■ **Brief 1**:
According to the text on H. pylori testing, how long before a urea breath test should PPIs be stopped?
■ **Brief 2**:
Continue the text on H. pylori testing from its last line.

■ **Text excerpt**:

==*==

Indications for H. pylori Testing

Who Should Be Tested?

  • Patients with active peptic ulcer disease (gastric or duodenal ulcer).
  • Patients with a history of documented ulcers (unless H. pylori eradication has been confirmed).
  • Unexplained dyspepsia in high-prevalence regions.
  • Family history of gastric cancer.
  • Gastric MALT lymphoma.
  • Persistent iron deficiency anaemia with no other known cause.
  • Idiopathic thrombocytopenic purpura (ITP).

📌 Routine population screening is NOT recommended.

Diagnostic Methods for H. pylori

Non-Invasive Tests (Preferred for Initial Diagnosis & Post-Treatment Follow-Up):

  1. Urea Breath Test (UBT) (Highly Accurate):
    • Detects urease activity from H. pylori.
    • Sensitivity: ~95%
    • Specificity: ~95%
    • Requires fasting and no recent antibiotics or PPIs (stop PPIs 2 weeks prior).
  2. H. pylori Stool Antigen Test (SAT) (Alternative to UBT):
    • Detects bacterial antigens in stool.
    • Sensitivity: ~90%
    • Specificity: ~90%
    • Affected by recent antibiotics, bismuth, and PPIs (stop PPIs 2 weeks prior).
  3. Serology (Not Recommended for Active Infection):
    • Detects IgG antibodies against H. pylori.
    • Cannot distinguish between past and current infections.

Invasive Tests (Endoscopy-Based, Used If Endoscopy Is Clinically Indicated):

  1. Histology (Gold Standard for Gastritis & Cancer Risk Assessment):
    • Detects H. pylori directly.

==*==

■ **Supplied data**:
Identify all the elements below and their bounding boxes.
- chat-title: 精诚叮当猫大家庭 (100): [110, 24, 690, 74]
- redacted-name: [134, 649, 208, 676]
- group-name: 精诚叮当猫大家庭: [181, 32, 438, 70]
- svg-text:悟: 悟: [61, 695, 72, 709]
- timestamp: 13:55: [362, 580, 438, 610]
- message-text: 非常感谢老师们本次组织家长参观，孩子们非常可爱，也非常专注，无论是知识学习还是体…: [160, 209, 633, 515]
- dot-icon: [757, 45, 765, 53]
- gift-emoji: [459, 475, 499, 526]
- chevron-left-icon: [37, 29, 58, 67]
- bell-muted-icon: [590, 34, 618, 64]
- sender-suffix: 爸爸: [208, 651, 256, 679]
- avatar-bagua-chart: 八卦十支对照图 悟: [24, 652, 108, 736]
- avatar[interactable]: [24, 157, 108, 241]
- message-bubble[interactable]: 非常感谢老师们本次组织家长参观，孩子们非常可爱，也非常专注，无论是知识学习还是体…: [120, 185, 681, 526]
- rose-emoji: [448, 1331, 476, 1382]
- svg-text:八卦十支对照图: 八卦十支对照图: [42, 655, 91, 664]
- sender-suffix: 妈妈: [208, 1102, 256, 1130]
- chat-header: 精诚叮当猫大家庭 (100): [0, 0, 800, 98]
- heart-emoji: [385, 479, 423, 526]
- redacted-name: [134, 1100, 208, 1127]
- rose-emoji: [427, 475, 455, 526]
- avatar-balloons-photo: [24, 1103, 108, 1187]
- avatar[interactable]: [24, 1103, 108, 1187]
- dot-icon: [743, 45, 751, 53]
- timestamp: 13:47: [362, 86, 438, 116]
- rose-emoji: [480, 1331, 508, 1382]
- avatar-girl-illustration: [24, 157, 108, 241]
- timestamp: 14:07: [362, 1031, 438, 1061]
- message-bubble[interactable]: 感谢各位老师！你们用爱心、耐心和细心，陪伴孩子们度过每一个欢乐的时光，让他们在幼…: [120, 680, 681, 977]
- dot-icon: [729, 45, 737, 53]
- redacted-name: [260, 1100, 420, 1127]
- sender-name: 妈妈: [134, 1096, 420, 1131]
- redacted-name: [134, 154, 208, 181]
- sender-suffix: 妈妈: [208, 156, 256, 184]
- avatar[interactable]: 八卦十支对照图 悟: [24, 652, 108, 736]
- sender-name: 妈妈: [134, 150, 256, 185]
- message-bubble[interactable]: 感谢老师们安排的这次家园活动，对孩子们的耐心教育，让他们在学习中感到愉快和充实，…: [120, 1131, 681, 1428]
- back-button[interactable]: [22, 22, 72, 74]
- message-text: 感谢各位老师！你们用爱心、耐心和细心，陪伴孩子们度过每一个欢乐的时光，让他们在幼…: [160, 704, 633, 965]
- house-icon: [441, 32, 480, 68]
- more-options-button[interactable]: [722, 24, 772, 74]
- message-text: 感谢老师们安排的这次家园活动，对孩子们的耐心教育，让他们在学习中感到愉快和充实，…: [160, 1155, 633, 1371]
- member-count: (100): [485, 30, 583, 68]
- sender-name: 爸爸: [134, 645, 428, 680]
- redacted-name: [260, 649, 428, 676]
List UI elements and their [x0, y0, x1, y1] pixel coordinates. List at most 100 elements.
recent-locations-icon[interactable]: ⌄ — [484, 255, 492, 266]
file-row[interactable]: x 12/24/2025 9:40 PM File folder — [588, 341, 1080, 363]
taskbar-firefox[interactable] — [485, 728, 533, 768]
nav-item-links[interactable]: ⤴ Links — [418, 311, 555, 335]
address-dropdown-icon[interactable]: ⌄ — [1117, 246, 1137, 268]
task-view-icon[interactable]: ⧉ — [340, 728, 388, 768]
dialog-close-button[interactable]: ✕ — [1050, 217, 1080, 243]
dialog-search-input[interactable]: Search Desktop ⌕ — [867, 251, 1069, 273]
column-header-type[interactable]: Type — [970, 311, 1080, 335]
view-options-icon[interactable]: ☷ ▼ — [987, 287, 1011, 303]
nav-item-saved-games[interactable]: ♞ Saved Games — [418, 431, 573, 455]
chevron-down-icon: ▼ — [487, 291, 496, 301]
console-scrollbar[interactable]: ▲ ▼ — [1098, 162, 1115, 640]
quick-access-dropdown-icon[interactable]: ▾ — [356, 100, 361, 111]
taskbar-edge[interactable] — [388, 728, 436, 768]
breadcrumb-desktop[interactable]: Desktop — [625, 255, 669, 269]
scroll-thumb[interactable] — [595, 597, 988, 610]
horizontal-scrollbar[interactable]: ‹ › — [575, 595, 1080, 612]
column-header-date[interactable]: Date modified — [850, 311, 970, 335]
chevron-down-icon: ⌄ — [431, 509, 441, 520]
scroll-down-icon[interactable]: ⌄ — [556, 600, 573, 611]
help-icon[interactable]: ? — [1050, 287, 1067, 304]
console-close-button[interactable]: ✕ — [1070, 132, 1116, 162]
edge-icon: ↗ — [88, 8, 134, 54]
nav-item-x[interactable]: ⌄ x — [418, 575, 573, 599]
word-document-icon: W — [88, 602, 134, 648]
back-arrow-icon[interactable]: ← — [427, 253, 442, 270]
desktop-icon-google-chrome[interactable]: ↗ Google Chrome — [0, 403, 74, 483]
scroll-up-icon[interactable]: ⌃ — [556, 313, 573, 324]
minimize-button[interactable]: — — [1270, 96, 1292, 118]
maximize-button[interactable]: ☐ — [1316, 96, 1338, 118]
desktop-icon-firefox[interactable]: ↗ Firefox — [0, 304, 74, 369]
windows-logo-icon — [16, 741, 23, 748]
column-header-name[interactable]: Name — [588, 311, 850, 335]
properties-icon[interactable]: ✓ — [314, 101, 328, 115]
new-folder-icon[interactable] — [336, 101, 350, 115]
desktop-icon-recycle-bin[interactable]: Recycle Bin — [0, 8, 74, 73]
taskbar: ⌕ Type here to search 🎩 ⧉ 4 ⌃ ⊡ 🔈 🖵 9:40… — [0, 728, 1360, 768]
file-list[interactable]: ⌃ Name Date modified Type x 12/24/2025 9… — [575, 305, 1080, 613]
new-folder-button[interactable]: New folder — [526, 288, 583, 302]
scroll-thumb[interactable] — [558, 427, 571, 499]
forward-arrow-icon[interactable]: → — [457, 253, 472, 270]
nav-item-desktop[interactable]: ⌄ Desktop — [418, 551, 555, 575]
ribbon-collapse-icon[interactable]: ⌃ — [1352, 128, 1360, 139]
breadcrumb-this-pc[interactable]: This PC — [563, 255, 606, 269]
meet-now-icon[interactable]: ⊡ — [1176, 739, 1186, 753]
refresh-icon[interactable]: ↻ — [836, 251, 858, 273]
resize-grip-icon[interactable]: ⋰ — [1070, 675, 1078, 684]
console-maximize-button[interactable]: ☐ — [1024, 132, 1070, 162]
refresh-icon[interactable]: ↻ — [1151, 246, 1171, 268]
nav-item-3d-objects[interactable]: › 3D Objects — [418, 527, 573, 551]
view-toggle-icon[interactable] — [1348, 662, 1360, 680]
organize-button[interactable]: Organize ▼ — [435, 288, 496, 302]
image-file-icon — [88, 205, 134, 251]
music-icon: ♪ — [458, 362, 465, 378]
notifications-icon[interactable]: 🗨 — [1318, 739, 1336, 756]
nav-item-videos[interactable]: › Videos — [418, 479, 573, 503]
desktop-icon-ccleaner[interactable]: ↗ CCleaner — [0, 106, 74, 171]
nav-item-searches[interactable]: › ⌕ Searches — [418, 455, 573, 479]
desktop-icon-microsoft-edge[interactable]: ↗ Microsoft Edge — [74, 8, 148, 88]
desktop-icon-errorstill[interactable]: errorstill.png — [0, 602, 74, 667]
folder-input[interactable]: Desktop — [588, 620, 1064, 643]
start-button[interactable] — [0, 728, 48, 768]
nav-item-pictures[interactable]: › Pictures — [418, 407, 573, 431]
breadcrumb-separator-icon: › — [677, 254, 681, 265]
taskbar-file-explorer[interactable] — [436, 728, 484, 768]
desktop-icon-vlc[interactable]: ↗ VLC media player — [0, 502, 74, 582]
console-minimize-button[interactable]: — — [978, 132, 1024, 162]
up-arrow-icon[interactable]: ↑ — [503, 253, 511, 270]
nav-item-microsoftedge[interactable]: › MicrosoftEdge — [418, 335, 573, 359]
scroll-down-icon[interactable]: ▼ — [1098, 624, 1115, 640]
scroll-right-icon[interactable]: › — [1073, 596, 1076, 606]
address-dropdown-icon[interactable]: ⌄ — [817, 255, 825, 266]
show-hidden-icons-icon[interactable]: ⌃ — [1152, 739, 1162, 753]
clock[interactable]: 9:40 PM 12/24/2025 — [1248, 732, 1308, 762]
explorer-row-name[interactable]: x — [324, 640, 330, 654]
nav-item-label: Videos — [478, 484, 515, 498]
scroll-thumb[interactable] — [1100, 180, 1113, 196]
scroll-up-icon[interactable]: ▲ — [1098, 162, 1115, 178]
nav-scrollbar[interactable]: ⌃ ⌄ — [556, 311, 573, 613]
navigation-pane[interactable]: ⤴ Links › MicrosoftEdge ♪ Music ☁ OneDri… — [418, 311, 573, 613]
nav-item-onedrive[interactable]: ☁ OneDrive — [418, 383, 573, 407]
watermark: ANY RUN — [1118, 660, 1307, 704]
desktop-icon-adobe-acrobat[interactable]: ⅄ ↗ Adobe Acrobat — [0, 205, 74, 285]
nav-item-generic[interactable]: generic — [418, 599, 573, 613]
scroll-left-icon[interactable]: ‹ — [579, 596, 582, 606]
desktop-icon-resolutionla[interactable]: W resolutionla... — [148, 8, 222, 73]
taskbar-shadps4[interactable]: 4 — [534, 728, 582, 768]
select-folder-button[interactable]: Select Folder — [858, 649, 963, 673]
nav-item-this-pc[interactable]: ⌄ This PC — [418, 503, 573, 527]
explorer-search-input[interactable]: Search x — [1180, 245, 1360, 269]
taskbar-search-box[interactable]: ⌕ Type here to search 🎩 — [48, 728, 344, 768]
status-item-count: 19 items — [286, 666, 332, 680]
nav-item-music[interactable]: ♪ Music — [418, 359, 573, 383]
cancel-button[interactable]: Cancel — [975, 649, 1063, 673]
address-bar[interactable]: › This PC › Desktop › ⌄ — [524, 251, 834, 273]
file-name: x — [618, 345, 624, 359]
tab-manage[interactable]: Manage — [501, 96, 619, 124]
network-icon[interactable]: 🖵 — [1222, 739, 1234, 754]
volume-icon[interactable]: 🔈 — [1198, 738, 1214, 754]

==*==

■ **Response 1**:
PPIs should be stopped 2 weeks prior.

■ **Response 2**:
    • Identifies atrophic gastritis, metaplasia, dysplasia.
    • Requires endoscopic biopsy.
  2. Rapid Urease Test (CLO Test):
    • Detects urease activity in biopsy tissue.
    • Sensitivity: ~90%, specificity: ~95%.
    • False negatives occur with recent antibiotic/PPI use.
  3. H. pylori Culture & Antibiotic Susceptibility Testing:
    • Rarely performed, reserved for cases of treatment failure.

📌 Urea breath test and stool antigen test are the best non-invasive diagnostic options.

Treatment of H. pylori Infection

First-Line Eradication Therapy (Triple Therapy):

  • PPI (e.g., omeprazole, esomeprazole) twice daily.
  • Clarithromycin 500 mg twice daily.
  • Amoxicillin 1 g twice daily (or metronidazole 500 mg twice daily if penicillin-allergic).
  • Duration: 14 days.

Alternative Regimens (For Regions With High Clarithromycin Resistance or Treatment Failure):

  • Bismuth-Based Quadruple Therapy:
    • PPI twice daily.
    • Bismuth subsalicylate 525 mg 4× daily.
    • Tetracycline 500 mg 4× daily.
    • Metronidazole 500 mg 3× daily.
    • Duration: 14 days.
  • Levofloxacin-Based Therapy (For Treatment Failures):
    • PPI twice daily.
    • Levofloxacin 500 mg once daily.
    • Amoxicillin 1 g twice daily.
    • Duration: 14 days.

📌 First-line therapy should be chosen based on local antibiotic resistance patterns.

Follow-Up & Confirmation of Eradication

Who Requires Post-Treatment Testing?

  • All patients treated for peptic ulcer disease.
  • Patients with gastric MALT lymphoma.
  • Patients with a history of gastric cancer or strong family history.
  • Persistent dyspeptic symptoms after treatment.

Recommended Tests for Eradication Confirmation:

  • Urea Breath Test (preferred).
  • Stool Antigen Test (alternative).
  • Timing: Perform at least 4 weeks after completing therapy.
  • Avoid PPIs for 2 weeks before testing.

📌 Routine follow-up is unnecessary for asymptomatic patients unless high-risk factors are present.

Key Takeaways for Clinicians

H. pylori is a major cause of peptic ulcer disease, gastric cancer, and MALT lymphoma.
Diagnosis should be based on Urea Breath Test or Stool Antigen Test in most cases.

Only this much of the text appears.